>>>>>

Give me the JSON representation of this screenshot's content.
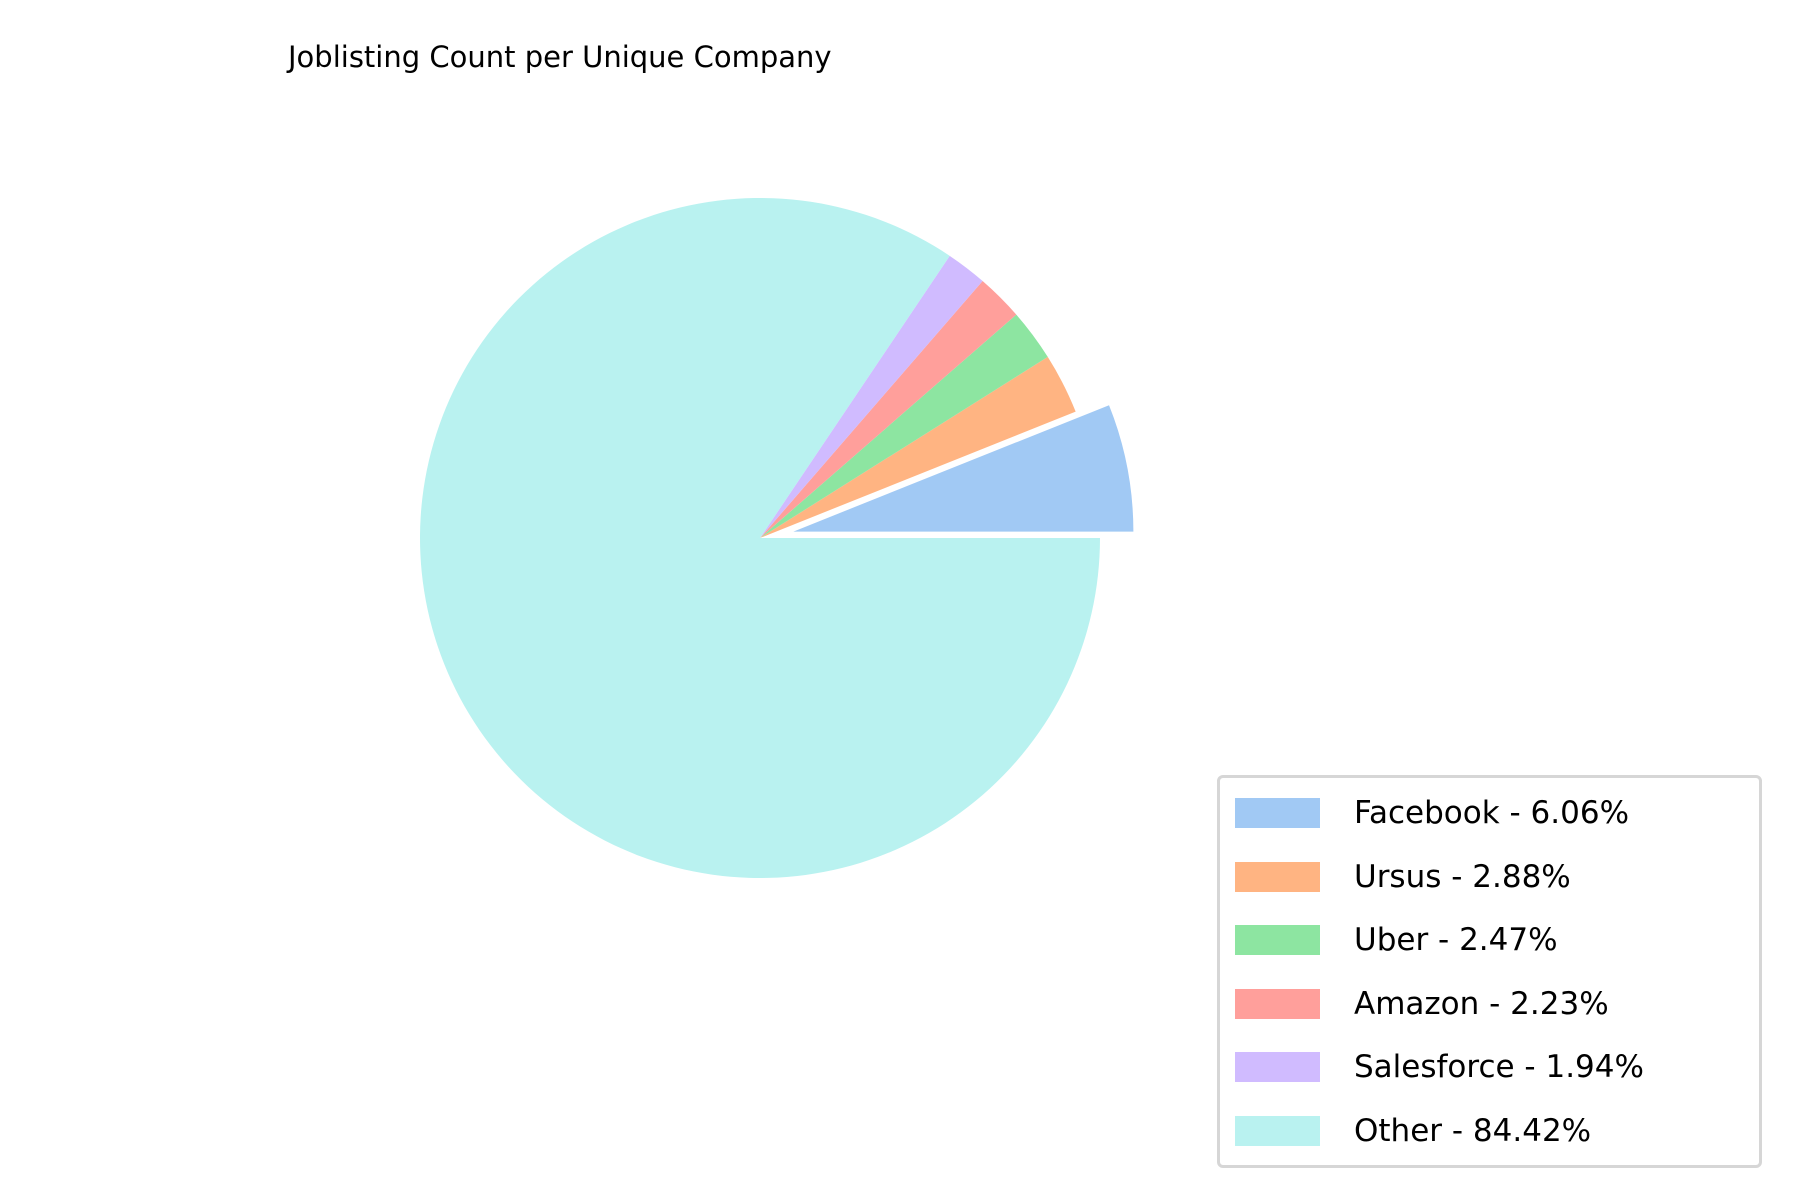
{
  "chart_data": {
    "type": "pie",
    "title": "Joblisting Count per Unique Company",
    "slices": [
      {
        "name": "Facebook",
        "value": 6.06,
        "label": "Facebook - 6.06%",
        "color": "#a1c9f4",
        "exploded": true
      },
      {
        "name": "Ursus",
        "value": 2.88,
        "label": "Ursus - 2.88%",
        "color": "#ffb482",
        "exploded": false
      },
      {
        "name": "Uber",
        "value": 2.47,
        "label": "Uber - 2.47%",
        "color": "#8de5a1",
        "exploded": false
      },
      {
        "name": "Amazon",
        "value": 2.23,
        "label": "Amazon - 2.23%",
        "color": "#ff9f9b",
        "exploded": false
      },
      {
        "name": "Salesforce",
        "value": 1.94,
        "label": "Salesforce - 1.94%",
        "color": "#d0bbff",
        "exploded": false
      },
      {
        "name": "Other",
        "value": 84.42,
        "label": "Other - 84.42%",
        "color": "#b9f2f0",
        "exploded": false
      }
    ],
    "start_angle": 0,
    "direction": "counterclockwise",
    "legend_position": "lower-right"
  }
}
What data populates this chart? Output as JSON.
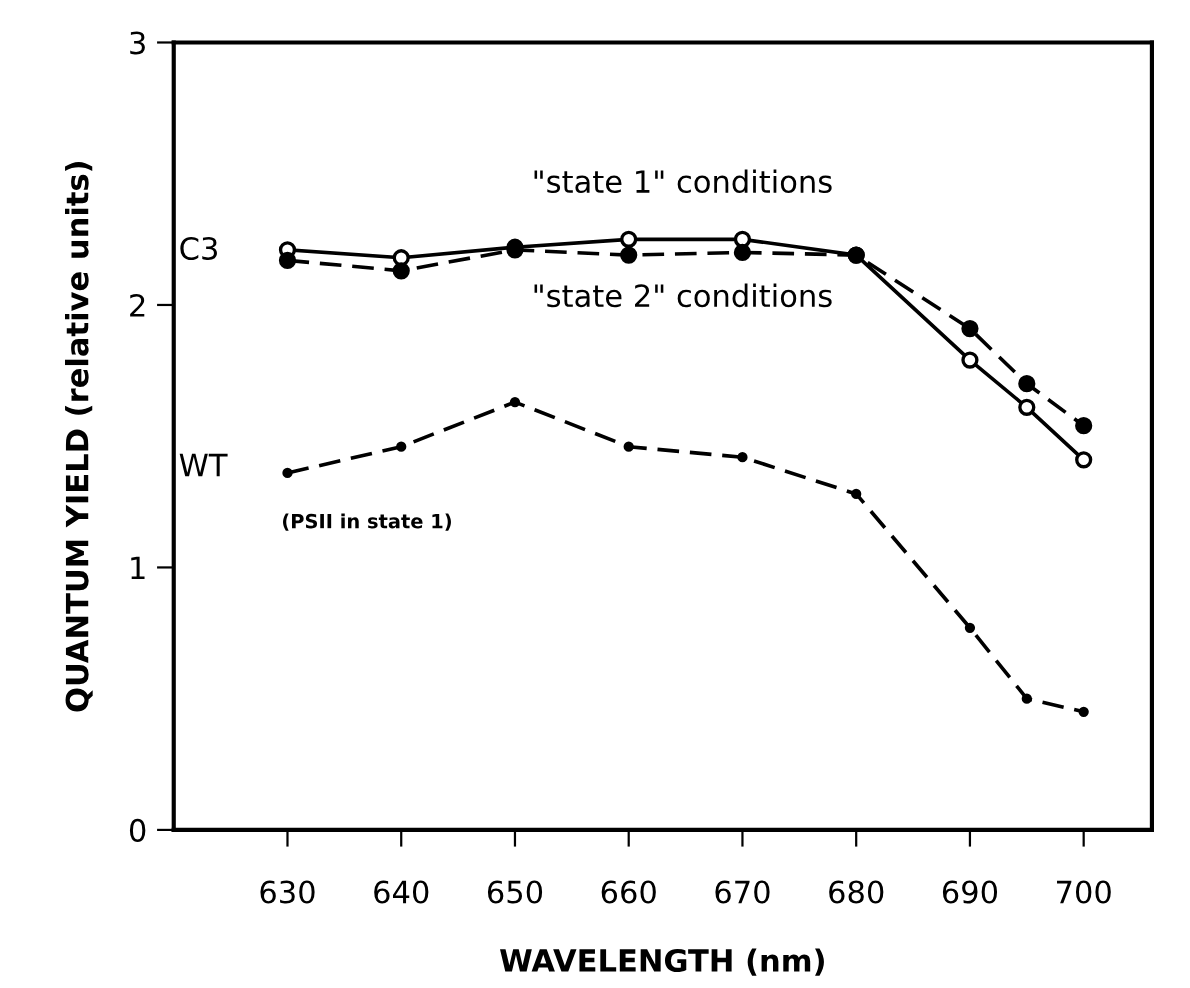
{
  "chart_data": {
    "type": "line",
    "xlabel": "WAVELENGTH (nm)",
    "ylabel": "QUANTUM YIELD (relative units)",
    "x": [
      630,
      640,
      650,
      660,
      670,
      680,
      690,
      695,
      700
    ],
    "xlim": [
      620,
      706
    ],
    "xticks": [
      630,
      640,
      650,
      660,
      670,
      680,
      690,
      700
    ],
    "ylim": [
      0,
      3
    ],
    "yticks": [
      0,
      1,
      2,
      3
    ],
    "grid": false,
    "legend": false,
    "series": [
      {
        "color": "#000000",
        "line_style": "solid",
        "marker": "circle",
        "values": [
          2.21,
          2.18,
          2.22,
          2.25,
          2.25,
          2.19,
          1.79,
          1.61,
          1.41
        ]
      },
      {
        "color": "#000000",
        "line_style": "dashed",
        "marker": "circle",
        "values": [
          2.17,
          2.13,
          2.21,
          2.19,
          2.2,
          2.19,
          1.91,
          1.7,
          1.54
        ]
      },
      {
        "color": "#000000",
        "line_style": "dashed",
        "marker": "circle",
        "values": [
          1.36,
          1.46,
          1.63,
          1.46,
          1.42,
          1.28,
          0.77,
          0.5,
          0.45
        ]
      }
    ],
    "annotations": [
      "C3",
      "\"state 1\" conditions",
      "\"state 2\" conditions",
      "WT",
      "(PSII in state 1)"
    ]
  }
}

<<<<<

**What you should do:** Output the span from the line with "What data populates" through the last line of the data, inclusive and exact, and omit every picture.

**Problem solution:**
What data populates this chart? Output as JSON.
{
  "chart_data": {
    "type": "line",
    "xlabel": "WAVELENGTH (nm)",
    "ylabel": "QUANTUM YIELD (relative units)",
    "x": [
      630,
      640,
      650,
      660,
      670,
      680,
      690,
      695,
      700
    ],
    "xlim": [
      620,
      706
    ],
    "xticks": [
      630,
      640,
      650,
      660,
      670,
      680,
      690,
      700
    ],
    "ylim": [
      0,
      3
    ],
    "yticks": [
      0,
      1,
      2,
      3
    ],
    "grid": false,
    "legend": false,
    "series": [
      {
        "color": "#000000",
        "line_style": "solid",
        "marker": "circle",
        "values": [
          2.21,
          2.18,
          2.22,
          2.25,
          2.25,
          2.19,
          1.79,
          1.61,
          1.41
        ]
      },
      {
        "color": "#000000",
        "line_style": "dashed",
        "marker": "circle",
        "values": [
          2.17,
          2.13,
          2.21,
          2.19,
          2.2,
          2.19,
          1.91,
          1.7,
          1.54
        ]
      },
      {
        "color": "#000000",
        "line_style": "dashed",
        "marker": "circle",
        "values": [
          1.36,
          1.46,
          1.63,
          1.46,
          1.42,
          1.28,
          0.77,
          0.5,
          0.45
        ]
      }
    ],
    "annotations": [
      "C3",
      "\"state 1\" conditions",
      "\"state 2\" conditions",
      "WT",
      "(PSII in state 1)"
    ]
  }
}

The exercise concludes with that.